- **EXERCISE**
Retype all of the data exactly as given.

- **STORED RECORDS**
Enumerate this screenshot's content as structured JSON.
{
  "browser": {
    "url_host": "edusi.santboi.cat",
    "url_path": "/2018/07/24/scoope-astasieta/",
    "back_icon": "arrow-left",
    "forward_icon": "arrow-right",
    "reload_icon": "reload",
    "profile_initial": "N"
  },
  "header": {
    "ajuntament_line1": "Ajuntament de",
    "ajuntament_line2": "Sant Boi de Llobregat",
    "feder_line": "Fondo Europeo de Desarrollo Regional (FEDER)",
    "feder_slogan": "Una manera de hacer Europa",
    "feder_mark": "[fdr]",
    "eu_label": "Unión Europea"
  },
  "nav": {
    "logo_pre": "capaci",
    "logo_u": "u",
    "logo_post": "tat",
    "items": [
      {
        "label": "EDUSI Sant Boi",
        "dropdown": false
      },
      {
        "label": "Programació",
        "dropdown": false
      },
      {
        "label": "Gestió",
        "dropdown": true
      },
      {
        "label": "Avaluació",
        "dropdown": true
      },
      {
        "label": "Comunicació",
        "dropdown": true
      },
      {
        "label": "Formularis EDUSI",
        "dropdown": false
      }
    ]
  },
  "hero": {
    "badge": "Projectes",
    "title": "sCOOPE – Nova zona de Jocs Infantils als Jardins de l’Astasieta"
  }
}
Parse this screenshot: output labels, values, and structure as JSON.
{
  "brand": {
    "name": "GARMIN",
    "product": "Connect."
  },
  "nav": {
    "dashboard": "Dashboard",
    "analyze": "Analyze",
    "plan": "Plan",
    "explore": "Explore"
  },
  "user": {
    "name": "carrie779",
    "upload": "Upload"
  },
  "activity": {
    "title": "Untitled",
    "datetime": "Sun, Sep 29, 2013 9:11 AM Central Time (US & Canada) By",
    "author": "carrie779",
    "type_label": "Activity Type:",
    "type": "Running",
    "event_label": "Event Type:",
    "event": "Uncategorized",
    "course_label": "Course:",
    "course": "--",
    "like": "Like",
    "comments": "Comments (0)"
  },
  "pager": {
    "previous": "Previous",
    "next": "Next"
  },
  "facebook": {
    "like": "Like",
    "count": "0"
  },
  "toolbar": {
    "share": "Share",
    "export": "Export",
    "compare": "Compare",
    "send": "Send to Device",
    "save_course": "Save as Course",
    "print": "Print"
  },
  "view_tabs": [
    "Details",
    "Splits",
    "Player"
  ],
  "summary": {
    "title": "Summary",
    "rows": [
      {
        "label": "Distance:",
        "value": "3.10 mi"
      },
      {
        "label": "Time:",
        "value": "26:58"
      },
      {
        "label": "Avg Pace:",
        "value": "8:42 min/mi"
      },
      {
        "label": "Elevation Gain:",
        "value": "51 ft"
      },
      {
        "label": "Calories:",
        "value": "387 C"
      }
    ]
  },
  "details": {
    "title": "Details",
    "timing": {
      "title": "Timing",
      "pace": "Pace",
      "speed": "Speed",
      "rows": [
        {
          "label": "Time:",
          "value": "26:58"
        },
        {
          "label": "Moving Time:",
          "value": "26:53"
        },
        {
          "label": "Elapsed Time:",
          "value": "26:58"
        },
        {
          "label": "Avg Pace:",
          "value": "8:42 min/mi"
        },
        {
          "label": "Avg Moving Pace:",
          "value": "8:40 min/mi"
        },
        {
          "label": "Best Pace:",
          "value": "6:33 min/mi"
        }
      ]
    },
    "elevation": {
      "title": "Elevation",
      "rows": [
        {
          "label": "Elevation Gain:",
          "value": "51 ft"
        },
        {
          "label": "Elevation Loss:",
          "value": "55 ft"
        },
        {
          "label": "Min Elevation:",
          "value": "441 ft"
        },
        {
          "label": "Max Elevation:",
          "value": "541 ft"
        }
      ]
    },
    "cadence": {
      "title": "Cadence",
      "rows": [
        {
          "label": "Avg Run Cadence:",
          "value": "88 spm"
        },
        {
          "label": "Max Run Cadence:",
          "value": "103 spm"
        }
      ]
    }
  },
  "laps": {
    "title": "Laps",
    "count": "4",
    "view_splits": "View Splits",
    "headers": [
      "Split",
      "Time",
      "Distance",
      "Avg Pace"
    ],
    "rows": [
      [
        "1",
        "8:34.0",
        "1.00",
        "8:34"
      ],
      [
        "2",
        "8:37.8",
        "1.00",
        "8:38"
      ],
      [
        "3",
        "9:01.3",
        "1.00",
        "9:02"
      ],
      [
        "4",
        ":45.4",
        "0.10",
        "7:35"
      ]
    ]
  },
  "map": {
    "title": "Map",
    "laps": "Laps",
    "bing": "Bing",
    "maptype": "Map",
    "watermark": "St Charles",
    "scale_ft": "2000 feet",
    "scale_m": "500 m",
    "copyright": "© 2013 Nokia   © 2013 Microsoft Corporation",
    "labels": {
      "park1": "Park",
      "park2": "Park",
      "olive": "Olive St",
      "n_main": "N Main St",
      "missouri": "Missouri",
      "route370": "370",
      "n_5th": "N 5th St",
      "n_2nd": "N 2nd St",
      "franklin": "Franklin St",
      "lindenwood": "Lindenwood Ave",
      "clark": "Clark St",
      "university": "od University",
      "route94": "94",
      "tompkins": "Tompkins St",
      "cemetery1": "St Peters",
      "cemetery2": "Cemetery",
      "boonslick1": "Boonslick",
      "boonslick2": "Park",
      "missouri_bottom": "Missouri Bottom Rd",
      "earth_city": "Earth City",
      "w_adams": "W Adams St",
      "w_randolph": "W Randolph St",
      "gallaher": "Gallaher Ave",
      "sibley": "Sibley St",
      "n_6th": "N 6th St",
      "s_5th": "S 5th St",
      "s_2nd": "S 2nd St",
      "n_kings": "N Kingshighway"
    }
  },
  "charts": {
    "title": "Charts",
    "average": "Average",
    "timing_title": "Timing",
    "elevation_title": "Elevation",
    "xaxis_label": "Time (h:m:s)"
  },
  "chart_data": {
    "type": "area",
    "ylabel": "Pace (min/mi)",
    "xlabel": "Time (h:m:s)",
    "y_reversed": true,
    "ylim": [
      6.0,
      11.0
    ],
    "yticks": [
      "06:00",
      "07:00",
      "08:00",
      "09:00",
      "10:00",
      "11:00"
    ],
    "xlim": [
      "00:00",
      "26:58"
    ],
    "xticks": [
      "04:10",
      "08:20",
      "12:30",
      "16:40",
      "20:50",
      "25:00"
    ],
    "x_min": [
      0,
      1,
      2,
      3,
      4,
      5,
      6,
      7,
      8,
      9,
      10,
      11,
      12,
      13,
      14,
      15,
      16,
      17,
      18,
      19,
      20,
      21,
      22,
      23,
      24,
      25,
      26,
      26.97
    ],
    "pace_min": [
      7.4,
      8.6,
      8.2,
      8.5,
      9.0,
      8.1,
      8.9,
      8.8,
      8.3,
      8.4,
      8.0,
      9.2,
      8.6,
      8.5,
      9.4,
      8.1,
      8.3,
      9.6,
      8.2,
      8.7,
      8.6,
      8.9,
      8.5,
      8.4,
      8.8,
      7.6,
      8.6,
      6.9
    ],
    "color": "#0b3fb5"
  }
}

- **TASK ANSWER**
Enumerate this screenshot's content as structured JSON.
{
  "browser": {
    "url_host": "edusi.santboi.cat",
    "url_path": "/2018/07/24/scoope-astasieta/",
    "back_icon": "arrow-left",
    "forward_icon": "arrow-right",
    "reload_icon": "reload",
    "profile_initial": "N"
  },
  "header": {
    "ajuntament_line1": "Ajuntament de",
    "ajuntament_line2": "Sant Boi de Llobregat",
    "feder_line": "Fondo Europeo de Desarrollo Regional (FEDER)",
    "feder_slogan": "Una manera de hacer Europa",
    "feder_mark": "[fdr]",
    "eu_label": "Unión Europea"
  },
  "nav": {
    "logo_pre": "capaci",
    "logo_u": "u",
    "logo_post": "tat",
    "items": [
      {
        "label": "EDUSI Sant Boi",
        "dropdown": false
      },
      {
        "label": "Programació",
        "dropdown": false
      },
      {
        "label": "Gestió",
        "dropdown": true
      },
      {
        "label": "Avaluació",
        "dropdown": true
      },
      {
        "label": "Comunicació",
        "dropdown": true
      },
      {
        "label": "Formularis EDUSI",
        "dropdown": false
      }
    ]
  },
  "hero": {
    "badge": "Projectes",
    "title": "sCOOPE – Nova zona de Jocs Infantils als Jardins de l’Astasieta"
  }
}
Parse this screenshot: output labels, values, and structure as JSON.
{
  "brand": {
    "name": "GARMIN",
    "product": "Connect."
  },
  "nav": {
    "dashboard": "Dashboard",
    "analyze": "Analyze",
    "plan": "Plan",
    "explore": "Explore"
  },
  "user": {
    "name": "carrie779",
    "upload": "Upload"
  },
  "activity": {
    "title": "Untitled",
    "datetime": "Sun, Sep 29, 2013 9:11 AM Central Time (US & Canada) By",
    "author": "carrie779",
    "type_label": "Activity Type:",
    "type": "Running",
    "event_label": "Event Type:",
    "event": "Uncategorized",
    "course_label": "Course:",
    "course": "--",
    "like": "Like",
    "comments": "Comments (0)"
  },
  "pager": {
    "previous": "Previous",
    "next": "Next"
  },
  "facebook": {
    "like": "Like",
    "count": "0"
  },
  "toolbar": {
    "share": "Share",
    "export": "Export",
    "compare": "Compare",
    "send": "Send to Device",
    "save_course": "Save as Course",
    "print": "Print"
  },
  "view_tabs": [
    "Details",
    "Splits",
    "Player"
  ],
  "summary": {
    "title": "Summary",
    "rows": [
      {
        "label": "Distance:",
        "value": "3.10 mi"
      },
      {
        "label": "Time:",
        "value": "26:58"
      },
      {
        "label": "Avg Pace:",
        "value": "8:42 min/mi"
      },
      {
        "label": "Elevation Gain:",
        "value": "51 ft"
      },
      {
        "label": "Calories:",
        "value": "387 C"
      }
    ]
  },
  "details": {
    "title": "Details",
    "timing": {
      "title": "Timing",
      "pace": "Pace",
      "speed": "Speed",
      "rows": [
        {
          "label": "Time:",
          "value": "26:58"
        },
        {
          "label": "Moving Time:",
          "value": "26:53"
        },
        {
          "label": "Elapsed Time:",
          "value": "26:58"
        },
        {
          "label": "Avg Pace:",
          "value": "8:42 min/mi"
        },
        {
          "label": "Avg Moving Pace:",
          "value": "8:40 min/mi"
        },
        {
          "label": "Best Pace:",
          "value": "6:33 min/mi"
        }
      ]
    },
    "elevation": {
      "title": "Elevation",
      "rows": [
        {
          "label": "Elevation Gain:",
          "value": "51 ft"
        },
        {
          "label": "Elevation Loss:",
          "value": "55 ft"
        },
        {
          "label": "Min Elevation:",
          "value": "441 ft"
        },
        {
          "label": "Max Elevation:",
          "value": "541 ft"
        }
      ]
    },
    "cadence": {
      "title": "Cadence",
      "rows": [
        {
          "label": "Avg Run Cadence:",
          "value": "88 spm"
        },
        {
          "label": "Max Run Cadence:",
          "value": "103 spm"
        }
      ]
    }
  },
  "laps": {
    "title": "Laps",
    "count": "4",
    "view_splits": "View Splits",
    "headers": [
      "Split",
      "Time",
      "Distance",
      "Avg Pace"
    ],
    "rows": [
      [
        "1",
        "8:34.0",
        "1.00",
        "8:34"
      ],
      [
        "2",
        "8:37.8",
        "1.00",
        "8:38"
      ],
      [
        "3",
        "9:01.3",
        "1.00",
        "9:02"
      ],
      [
        "4",
        ":45.4",
        "0.10",
        "7:35"
      ]
    ]
  },
  "map": {
    "title": "Map",
    "laps": "Laps",
    "bing": "Bing",
    "maptype": "Map",
    "watermark": "St Charles",
    "scale_ft": "2000 feet",
    "scale_m": "500 m",
    "copyright": "© 2013 Nokia   © 2013 Microsoft Corporation",
    "labels": {
      "park1": "Park",
      "park2": "Park",
      "olive": "Olive St",
      "n_main": "N Main St",
      "missouri": "Missouri",
      "route370": "370",
      "n_5th": "N 5th St",
      "n_2nd": "N 2nd St",
      "franklin": "Franklin St",
      "lindenwood": "Lindenwood Ave",
      "clark": "Clark St",
      "university": "od University",
      "route94": "94",
      "tompkins": "Tompkins St",
      "cemetery1": "St Peters",
      "cemetery2": "Cemetery",
      "boonslick1": "Boonslick",
      "boonslick2": "Park",
      "missouri_bottom": "Missouri Bottom Rd",
      "earth_city": "Earth City",
      "w_adams": "W Adams St",
      "w_randolph": "W Randolph St",
      "gallaher": "Gallaher Ave",
      "sibley": "Sibley St",
      "n_6th": "N 6th St",
      "s_5th": "S 5th St",
      "s_2nd": "S 2nd St",
      "n_kings": "N Kingshighway"
    }
  },
  "charts": {
    "title": "Charts",
    "average": "Average",
    "timing_title": "Timing",
    "elevation_title": "Elevation",
    "xaxis_label": "Time (h:m:s)"
  },
  "chart_data": {
    "type": "area",
    "ylabel": "Pace (min/mi)",
    "xlabel": "Time (h:m:s)",
    "y_reversed": true,
    "ylim": [
      6.0,
      11.0
    ],
    "yticks": [
      "06:00",
      "07:00",
      "08:00",
      "09:00",
      "10:00",
      "11:00"
    ],
    "xlim": [
      "00:00",
      "26:58"
    ],
    "xticks": [
      "04:10",
      "08:20",
      "12:30",
      "16:40",
      "20:50",
      "25:00"
    ],
    "x_min": [
      0,
      1,
      2,
      3,
      4,
      5,
      6,
      7,
      8,
      9,
      10,
      11,
      12,
      13,
      14,
      15,
      16,
      17,
      18,
      19,
      20,
      21,
      22,
      23,
      24,
      25,
      26,
      26.97
    ],
    "pace_min": [
      7.4,
      8.6,
      8.2,
      8.5,
      9.0,
      8.1,
      8.9,
      8.8,
      8.3,
      8.4,
      8.0,
      9.2,
      8.6,
      8.5,
      9.4,
      8.1,
      8.3,
      9.6,
      8.2,
      8.7,
      8.6,
      8.9,
      8.5,
      8.4,
      8.8,
      7.6,
      8.6,
      6.9
    ],
    "color": "#0b3fb5"
  }
}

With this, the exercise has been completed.